## begin Records provided

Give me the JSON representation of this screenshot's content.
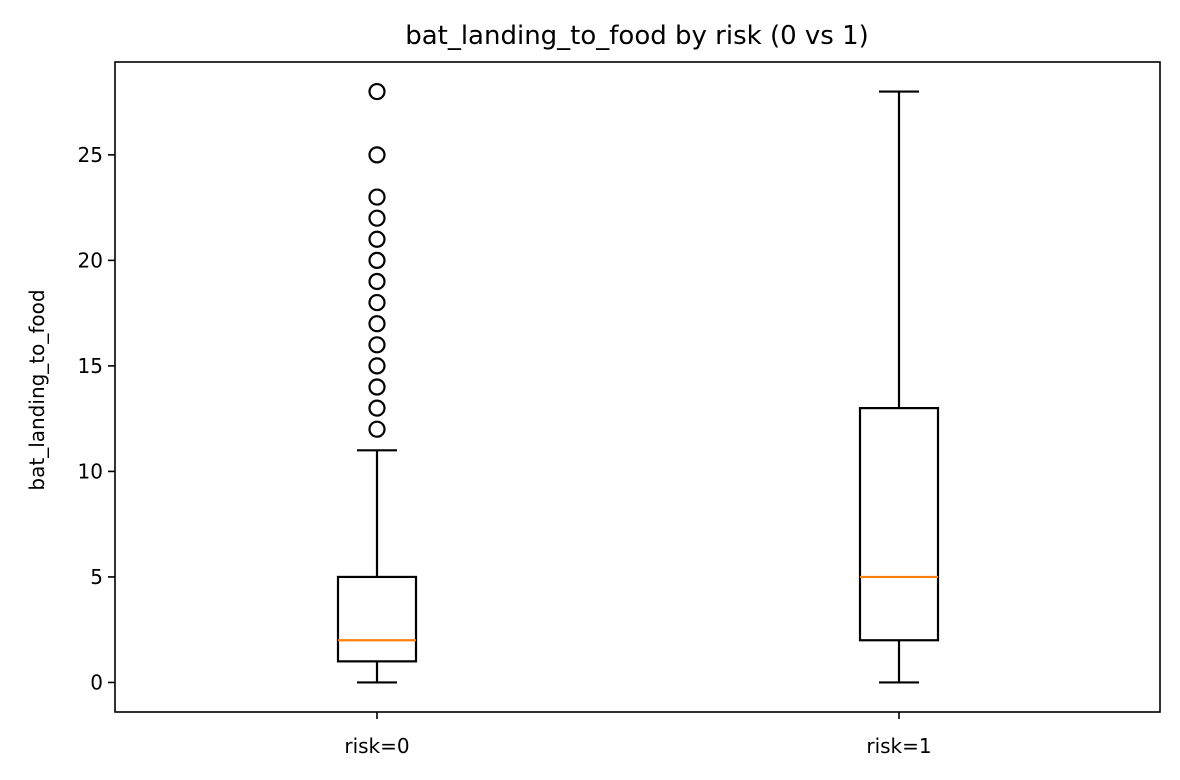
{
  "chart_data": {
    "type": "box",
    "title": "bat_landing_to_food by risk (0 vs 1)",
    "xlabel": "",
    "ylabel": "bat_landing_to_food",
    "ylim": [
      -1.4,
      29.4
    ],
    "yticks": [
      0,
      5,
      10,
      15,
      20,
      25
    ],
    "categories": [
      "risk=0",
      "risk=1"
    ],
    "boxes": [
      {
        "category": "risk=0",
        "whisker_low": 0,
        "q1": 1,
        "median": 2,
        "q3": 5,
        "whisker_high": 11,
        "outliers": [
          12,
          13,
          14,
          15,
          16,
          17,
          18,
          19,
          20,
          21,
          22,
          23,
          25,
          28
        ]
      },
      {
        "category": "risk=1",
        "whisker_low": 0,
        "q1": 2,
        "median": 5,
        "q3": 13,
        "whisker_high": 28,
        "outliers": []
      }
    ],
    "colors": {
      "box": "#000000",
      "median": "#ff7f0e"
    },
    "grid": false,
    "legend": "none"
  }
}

## end Records provided

Transcribe every entry word for word, but skip the pictures.

- _Right answer_:
Give me the JSON representation of this screenshot's content.
{
  "chart_data": {
    "type": "box",
    "title": "bat_landing_to_food by risk (0 vs 1)",
    "xlabel": "",
    "ylabel": "bat_landing_to_food",
    "ylim": [
      -1.4,
      29.4
    ],
    "yticks": [
      0,
      5,
      10,
      15,
      20,
      25
    ],
    "categories": [
      "risk=0",
      "risk=1"
    ],
    "boxes": [
      {
        "category": "risk=0",
        "whisker_low": 0,
        "q1": 1,
        "median": 2,
        "q3": 5,
        "whisker_high": 11,
        "outliers": [
          12,
          13,
          14,
          15,
          16,
          17,
          18,
          19,
          20,
          21,
          22,
          23,
          25,
          28
        ]
      },
      {
        "category": "risk=1",
        "whisker_low": 0,
        "q1": 2,
        "median": 5,
        "q3": 13,
        "whisker_high": 28,
        "outliers": []
      }
    ],
    "colors": {
      "box": "#000000",
      "median": "#ff7f0e"
    },
    "grid": false,
    "legend": "none"
  }
}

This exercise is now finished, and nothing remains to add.